(Collected data)
################

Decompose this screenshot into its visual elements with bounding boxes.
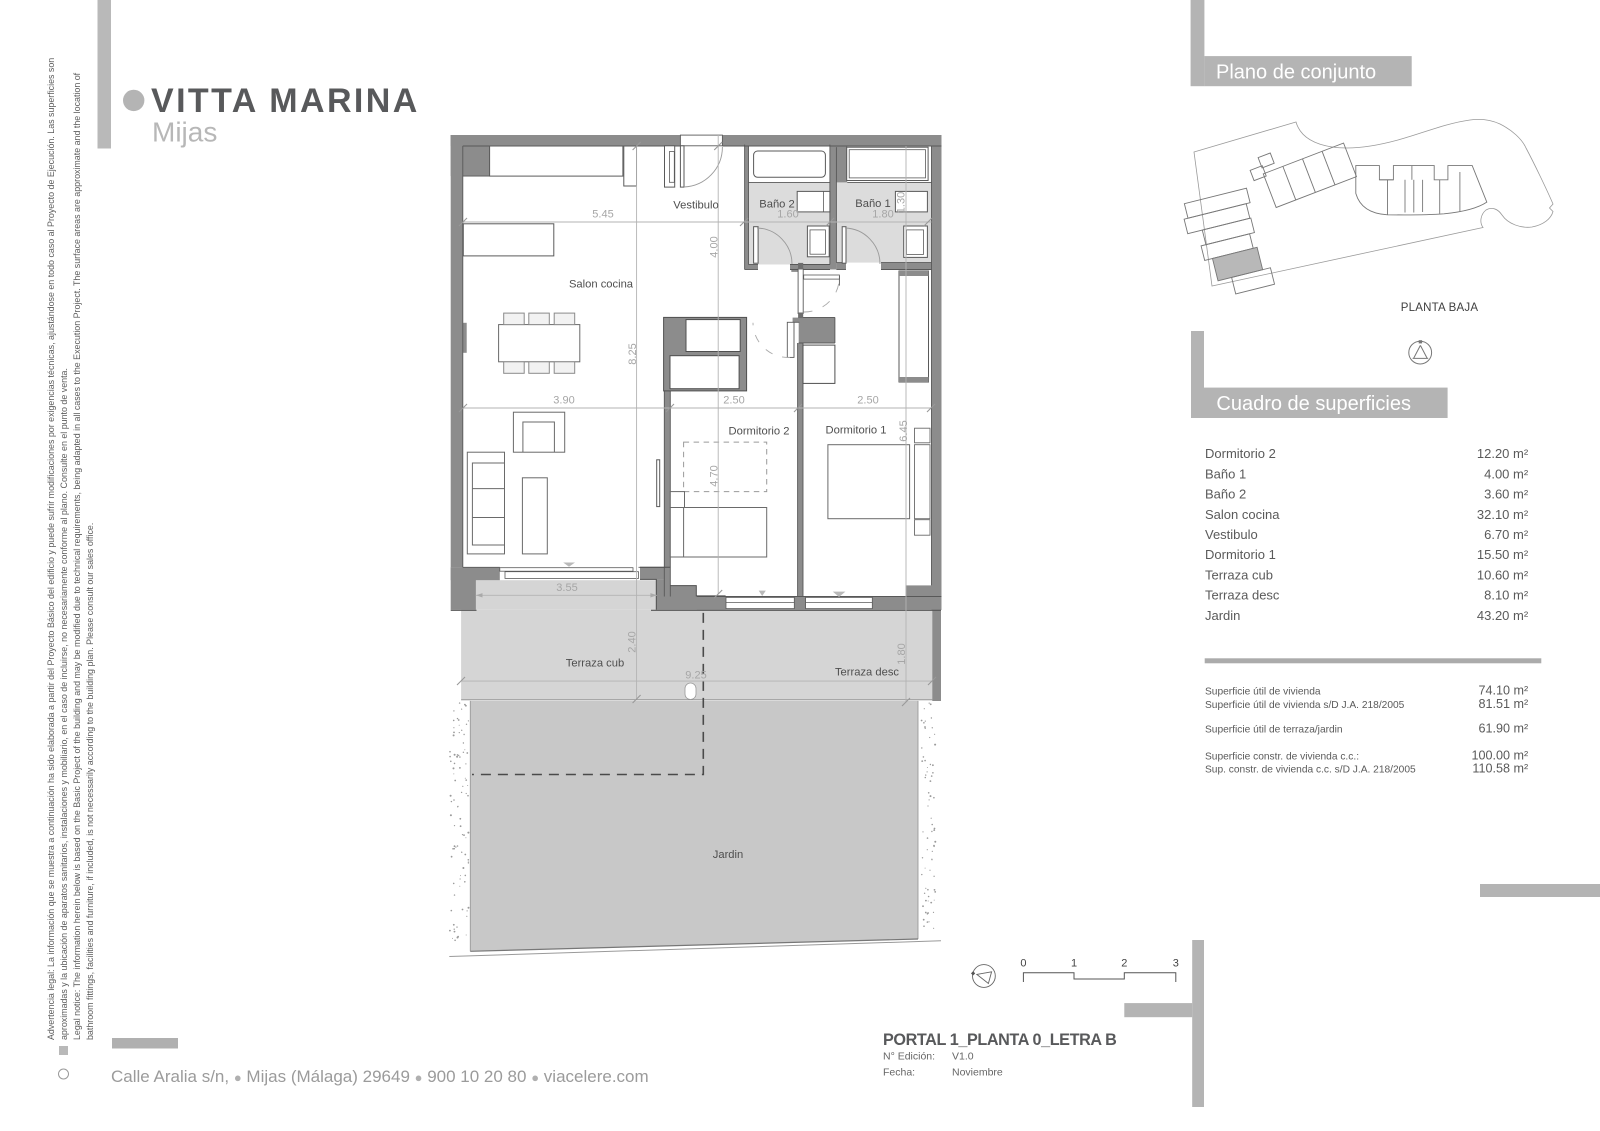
svg-text:0: 0 (1020, 958, 1026, 970)
svg-text:Advertencia legal: La informac: Advertencia legal: La información que se… (46, 58, 56, 1040)
svg-text:Legal notice: The information: Legal notice: The information herein bel… (72, 72, 82, 1040)
svg-text:1.80: 1.80 (872, 209, 893, 221)
svg-text:Salon cocina: Salon cocina (569, 279, 634, 291)
svg-text:Sup. constr. de vivienda c.c.: Sup. constr. de vivienda c.c. s/D J.A. 2… (1205, 765, 1416, 776)
svg-text:1.80: 1.80 (896, 643, 908, 664)
svg-text:Baño 1: Baño 1 (855, 198, 890, 210)
svg-text:2.50: 2.50 (723, 395, 744, 407)
svg-text:Fecha:: Fecha: (883, 1067, 915, 1079)
svg-text:4.00: 4.00 (709, 236, 721, 257)
svg-text:Mijas: Mijas (152, 117, 217, 148)
svg-text:43.20 m²: 43.20 m² (1477, 608, 1529, 623)
svg-text:81.51 m²: 81.51 m² (1478, 697, 1528, 711)
svg-text:Jardin: Jardin (713, 849, 743, 861)
svg-text:Calle Aralia s/n, ● Mijas (Mál: Calle Aralia s/n, ● Mijas (Málaga) 29649… (111, 1067, 649, 1086)
svg-text:32.10 m²: 32.10 m² (1477, 507, 1529, 522)
svg-text:110.58 m²: 110.58 m² (1472, 762, 1528, 776)
svg-text:3.90: 3.90 (553, 395, 574, 407)
svg-text:Cuadro de superficies: Cuadro de superficies (1216, 393, 1411, 415)
svg-text:Terraza cub: Terraza cub (1205, 567, 1273, 582)
svg-text:Jardin: Jardin (1205, 608, 1240, 623)
svg-text:Dormitorio 1: Dormitorio 1 (826, 425, 887, 437)
svg-text:74.10 m²: 74.10 m² (1478, 684, 1528, 698)
svg-text:1.30: 1.30 (896, 192, 908, 213)
svg-text:Superficie constr. de vivienda: Superficie constr. de vivienda c.c.: (1205, 751, 1359, 762)
svg-text:2: 2 (1121, 958, 1127, 970)
svg-text:9.25: 9.25 (685, 670, 706, 682)
svg-text:3.60 m²: 3.60 m² (1484, 487, 1529, 502)
svg-text:Vestibulo: Vestibulo (1205, 527, 1258, 542)
svg-text:Baño 2: Baño 2 (1205, 487, 1246, 502)
svg-text:61.90 m²: 61.90 m² (1478, 722, 1528, 736)
svg-text:8.25: 8.25 (627, 343, 639, 364)
svg-text:6.45: 6.45 (898, 420, 910, 441)
svg-text:6.70 m²: 6.70 m² (1484, 527, 1529, 542)
svg-text:aproximadas y la ubicación de: aproximadas y la ubicación de aparatos s… (59, 368, 69, 1040)
svg-text:Superficie útil de vivienda: Superficie útil de vivienda (1205, 687, 1321, 698)
svg-text:Terraza desc: Terraza desc (1205, 588, 1280, 603)
svg-text:Plano de conjunto: Plano de conjunto (1216, 61, 1376, 83)
svg-text:Salon cocina: Salon cocina (1205, 507, 1280, 522)
svg-text:Terraza cub: Terraza cub (566, 658, 624, 670)
svg-text:Dormitorio 2: Dormitorio 2 (729, 426, 790, 438)
svg-text:5.45: 5.45 (592, 209, 613, 221)
svg-text:Dormitorio 2: Dormitorio 2 (1205, 446, 1276, 461)
svg-text:Dormitorio 1: Dormitorio 1 (1205, 547, 1276, 562)
svg-text:PORTAL 1_PLANTA 0_LETRA B: PORTAL 1_PLANTA 0_LETRA B (883, 1031, 1116, 1049)
svg-text:12.20 m²: 12.20 m² (1477, 446, 1529, 461)
svg-text:Superficie útil de vivienda s/: Superficie útil de vivienda s/D J.A. 218… (1205, 700, 1405, 711)
svg-text:V1.0: V1.0 (952, 1051, 974, 1063)
svg-text:Noviembre: Noviembre (952, 1067, 1003, 1079)
svg-text:4.00 m²: 4.00 m² (1484, 466, 1529, 481)
svg-text:Vestibulo: Vestibulo (673, 200, 718, 212)
svg-text:15.50 m²: 15.50 m² (1477, 547, 1529, 562)
svg-text:1: 1 (1071, 958, 1077, 970)
svg-text:N° Edición:: N° Edición: (883, 1051, 935, 1063)
svg-text:VITTA MARINA: VITTA MARINA (151, 82, 420, 120)
svg-text:2.40: 2.40 (627, 631, 639, 652)
svg-text:4.70: 4.70 (709, 465, 721, 486)
svg-text:Superficie útil de terraza/jar: Superficie útil de terraza/jardin (1205, 725, 1343, 736)
svg-text:Baño 2: Baño 2 (759, 199, 794, 211)
svg-text:10.60 m²: 10.60 m² (1477, 567, 1529, 582)
svg-text:8.10 m²: 8.10 m² (1484, 588, 1529, 603)
svg-text:Terraza desc: Terraza desc (835, 667, 899, 679)
svg-text:2.50: 2.50 (857, 395, 878, 407)
svg-text:3.55: 3.55 (556, 582, 577, 594)
svg-text:100.00 m²: 100.00 m² (1471, 748, 1528, 762)
svg-text:PLANTA BAJA: PLANTA BAJA (1401, 302, 1479, 314)
svg-text:Baño 1: Baño 1 (1205, 466, 1246, 481)
svg-text:bathroom fittings, facilities: bathroom fittings, facilities and furnit… (85, 523, 95, 1040)
svg-text:3: 3 (1173, 958, 1179, 970)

################

## PROBLEM REQUIREMENTS
Reproduce the listing above line for line, without altering any character, and omit the picture from your answer.

## COMPLETED EXERCISE
Decompose this screenshot into its visual elements with bounding boxes.
svg-text:0: 0 (1020, 958, 1026, 970)
svg-text:Advertencia legal: La informac: Advertencia legal: La información que se… (46, 58, 56, 1040)
svg-text:Legal notice: The information: Legal notice: The information herein bel… (72, 72, 82, 1040)
svg-text:1.80: 1.80 (872, 209, 893, 221)
svg-text:Salon cocina: Salon cocina (569, 279, 634, 291)
svg-text:Sup. constr. de vivienda c.c.: Sup. constr. de vivienda c.c. s/D J.A. 2… (1205, 765, 1416, 776)
svg-text:1.80: 1.80 (896, 643, 908, 664)
svg-text:Baño 1: Baño 1 (855, 198, 890, 210)
svg-text:2.50: 2.50 (723, 395, 744, 407)
svg-text:Fecha:: Fecha: (883, 1067, 915, 1079)
svg-text:4.00: 4.00 (709, 236, 721, 257)
svg-text:Mijas: Mijas (152, 117, 217, 148)
svg-text:43.20 m²: 43.20 m² (1477, 608, 1529, 623)
svg-text:81.51 m²: 81.51 m² (1478, 697, 1528, 711)
svg-text:Jardin: Jardin (713, 849, 743, 861)
svg-text:Calle Aralia s/n, ● Mijas (Mál: Calle Aralia s/n, ● Mijas (Málaga) 29649… (111, 1067, 649, 1086)
svg-text:32.10 m²: 32.10 m² (1477, 507, 1529, 522)
svg-text:110.58 m²: 110.58 m² (1472, 762, 1528, 776)
svg-text:3.90: 3.90 (553, 395, 574, 407)
svg-text:Cuadro de superficies: Cuadro de superficies (1216, 393, 1411, 415)
svg-text:Terraza cub: Terraza cub (1205, 567, 1273, 582)
svg-text:Jardin: Jardin (1205, 608, 1240, 623)
svg-text:Dormitorio 1: Dormitorio 1 (826, 425, 887, 437)
svg-text:74.10 m²: 74.10 m² (1478, 684, 1528, 698)
svg-text:1.30: 1.30 (896, 192, 908, 213)
svg-text:Superficie constr. de vivienda: Superficie constr. de vivienda c.c.: (1205, 751, 1359, 762)
svg-text:2: 2 (1121, 958, 1127, 970)
svg-text:9.25: 9.25 (685, 670, 706, 682)
svg-text:3.60 m²: 3.60 m² (1484, 487, 1529, 502)
svg-text:Vestibulo: Vestibulo (1205, 527, 1258, 542)
svg-text:Baño 2: Baño 2 (1205, 487, 1246, 502)
svg-text:61.90 m²: 61.90 m² (1478, 722, 1528, 736)
svg-text:8.25: 8.25 (627, 343, 639, 364)
svg-text:6.45: 6.45 (898, 420, 910, 441)
svg-text:6.70 m²: 6.70 m² (1484, 527, 1529, 542)
svg-text:aproximadas y la ubicación de: aproximadas y la ubicación de aparatos s… (59, 368, 69, 1040)
svg-text:Superficie útil de vivienda: Superficie útil de vivienda (1205, 687, 1321, 698)
svg-text:Terraza desc: Terraza desc (1205, 588, 1280, 603)
svg-text:Plano de conjunto: Plano de conjunto (1216, 61, 1376, 83)
svg-text:Salon cocina: Salon cocina (1205, 507, 1280, 522)
svg-text:Terraza cub: Terraza cub (566, 658, 624, 670)
svg-text:Dormitorio 2: Dormitorio 2 (729, 426, 790, 438)
svg-text:5.45: 5.45 (592, 209, 613, 221)
svg-text:Dormitorio 2: Dormitorio 2 (1205, 446, 1276, 461)
svg-text:Dormitorio 1: Dormitorio 1 (1205, 547, 1276, 562)
svg-text:PORTAL 1_PLANTA 0_LETRA B: PORTAL 1_PLANTA 0_LETRA B (883, 1031, 1116, 1049)
svg-text:12.20 m²: 12.20 m² (1477, 446, 1529, 461)
svg-text:Superficie útil de vivienda s/: Superficie útil de vivienda s/D J.A. 218… (1205, 700, 1405, 711)
svg-text:V1.0: V1.0 (952, 1051, 974, 1063)
svg-text:Noviembre: Noviembre (952, 1067, 1003, 1079)
svg-text:4.00 m²: 4.00 m² (1484, 466, 1529, 481)
svg-text:Vestibulo: Vestibulo (673, 200, 718, 212)
svg-text:15.50 m²: 15.50 m² (1477, 547, 1529, 562)
svg-text:1: 1 (1071, 958, 1077, 970)
svg-text:N° Edición:: N° Edición: (883, 1051, 935, 1063)
svg-text:VITTA MARINA: VITTA MARINA (151, 82, 420, 120)
svg-text:2.40: 2.40 (627, 631, 639, 652)
svg-text:4.70: 4.70 (709, 465, 721, 486)
svg-text:Superficie útil de terraza/jar: Superficie útil de terraza/jardin (1205, 725, 1343, 736)
svg-text:Baño 2: Baño 2 (759, 199, 794, 211)
svg-text:10.60 m²: 10.60 m² (1477, 567, 1529, 582)
svg-text:8.10 m²: 8.10 m² (1484, 588, 1529, 603)
svg-text:Terraza desc: Terraza desc (835, 667, 899, 679)
svg-text:2.50: 2.50 (857, 395, 878, 407)
svg-text:3.55: 3.55 (556, 582, 577, 594)
svg-text:100.00 m²: 100.00 m² (1471, 748, 1528, 762)
svg-text:PLANTA BAJA: PLANTA BAJA (1401, 302, 1479, 314)
svg-text:Baño 1: Baño 1 (1205, 466, 1246, 481)
svg-text:bathroom fittings, facilities: bathroom fittings, facilities and furnit… (85, 523, 95, 1040)
svg-text:3: 3 (1173, 958, 1179, 970)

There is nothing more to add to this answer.